Available data:
┌──
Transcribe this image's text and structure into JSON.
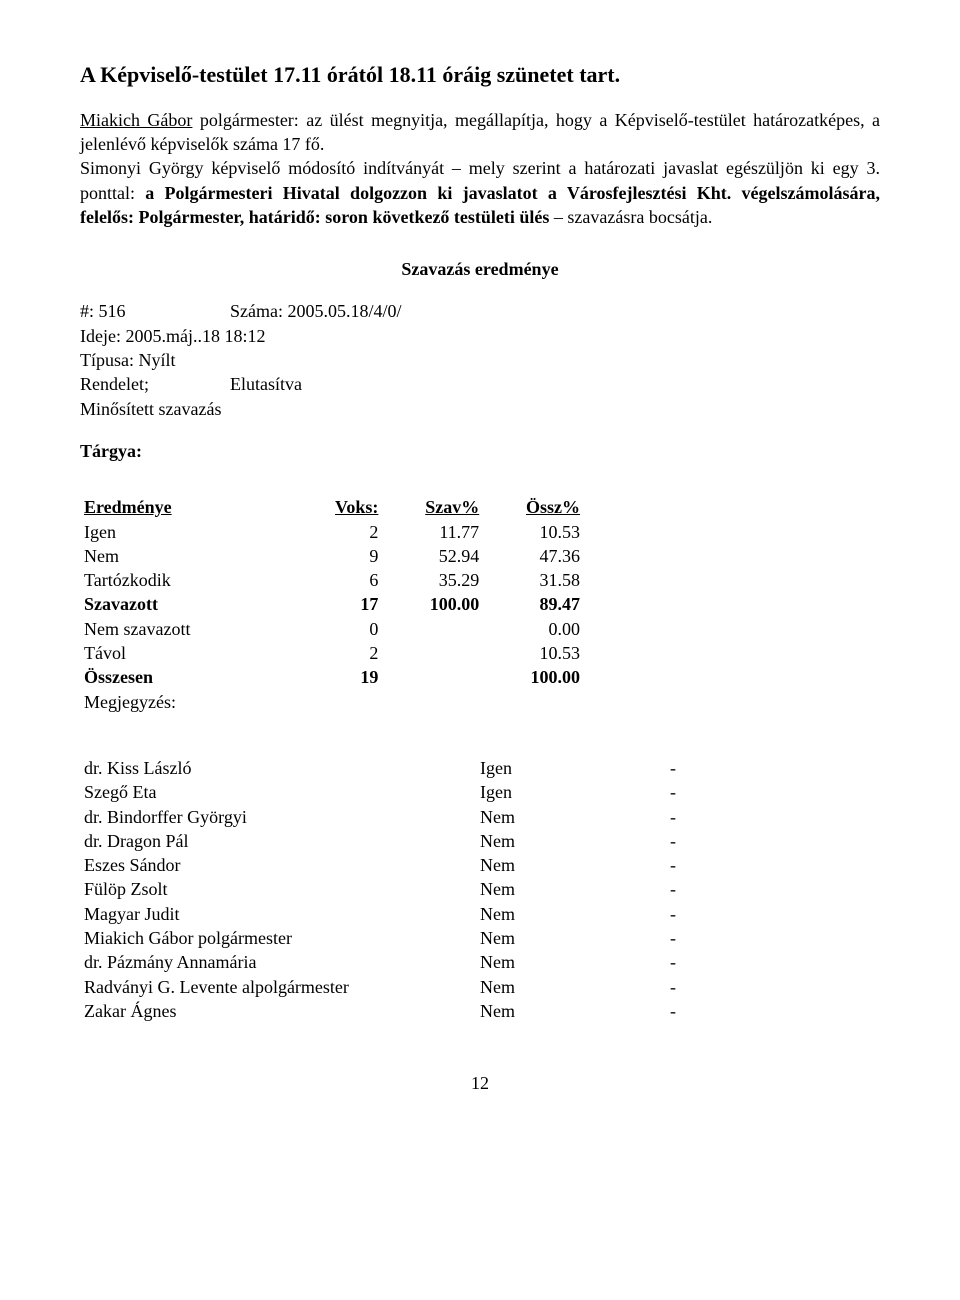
{
  "title": "A Képviselő-testület 17.11 órától 18.11 óráig szünetet tart.",
  "para": {
    "p1_name": "Miakich Gábor",
    "p1_rest": " polgármester: az ülést megnyitja, megállapítja, hogy a Képviselő-testület határozatképes, a jelenlévő képviselők száma 17 fő.",
    "p2a": "Simonyi György képviselő módosító indítványát – mely szerint a határozati javaslat egészüljön ki egy 3. ponttal: ",
    "p2b": "a Polgármesteri Hivatal dolgozzon ki javaslatot a Városfejlesztési Kht. végelszámolására, felelős: Polgármester, határidő: soron következő testületi ülés",
    "p2c": " – szavazásra bocsátja."
  },
  "result_heading": "Szavazás eredménye",
  "meta": {
    "l1a": "#: 516",
    "l1b": "Száma: 2005.05.18/4/0/",
    "l2": "Ideje: 2005.máj..18 18:12",
    "l3": "Típusa: Nyílt",
    "l4a": "Rendelet;",
    "l4b": "Elutasítva",
    "l5": "Minősített szavazás"
  },
  "targya": "Tárgya:",
  "table": {
    "headers": [
      "Eredménye",
      "Voks:",
      "Szav%",
      "Össz%"
    ],
    "rows": [
      {
        "label": "Igen",
        "voks": "2",
        "szav": "11.77",
        "ossz": "10.53",
        "bold": false
      },
      {
        "label": "Nem",
        "voks": "9",
        "szav": "52.94",
        "ossz": "47.36",
        "bold": false
      },
      {
        "label": "Tartózkodik",
        "voks": "6",
        "szav": "35.29",
        "ossz": "31.58",
        "bold": false
      },
      {
        "label": "Szavazott",
        "voks": "17",
        "szav": "100.00",
        "ossz": "89.47",
        "bold": true
      },
      {
        "label": "Nem szavazott",
        "voks": "0",
        "szav": "",
        "ossz": "0.00",
        "bold": false
      },
      {
        "label": "Távol",
        "voks": "2",
        "szav": "",
        "ossz": "10.53",
        "bold": false
      },
      {
        "label": "Összesen",
        "voks": "19",
        "szav": "",
        "ossz": "100.00",
        "bold": true
      }
    ],
    "note": "Megjegyzés:"
  },
  "votes": [
    {
      "name": "dr. Kiss László",
      "vote": "Igen",
      "dash": "-"
    },
    {
      "name": "Szegő Eta",
      "vote": "Igen",
      "dash": "-"
    },
    {
      "name": "dr. Bindorffer Györgyi",
      "vote": "Nem",
      "dash": "-"
    },
    {
      "name": "dr. Dragon Pál",
      "vote": "Nem",
      "dash": "-"
    },
    {
      "name": "Eszes Sándor",
      "vote": "Nem",
      "dash": "-"
    },
    {
      "name": "Fülöp Zsolt",
      "vote": "Nem",
      "dash": "-"
    },
    {
      "name": "Magyar Judit",
      "vote": "Nem",
      "dash": "-"
    },
    {
      "name": "Miakich Gábor polgármester",
      "vote": "Nem",
      "dash": "-"
    },
    {
      "name": "dr. Pázmány Annamária",
      "vote": "Nem",
      "dash": "-"
    },
    {
      "name": "Radványi G. Levente alpolgármester",
      "vote": "Nem",
      "dash": "-"
    },
    {
      "name": "Zakar Ágnes",
      "vote": "Nem",
      "dash": "-"
    }
  ],
  "pagenum": "12"
}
└──
Aim: Across the entries above, how many lines contain "Gábor"? Provide only the count.

Written answer: 2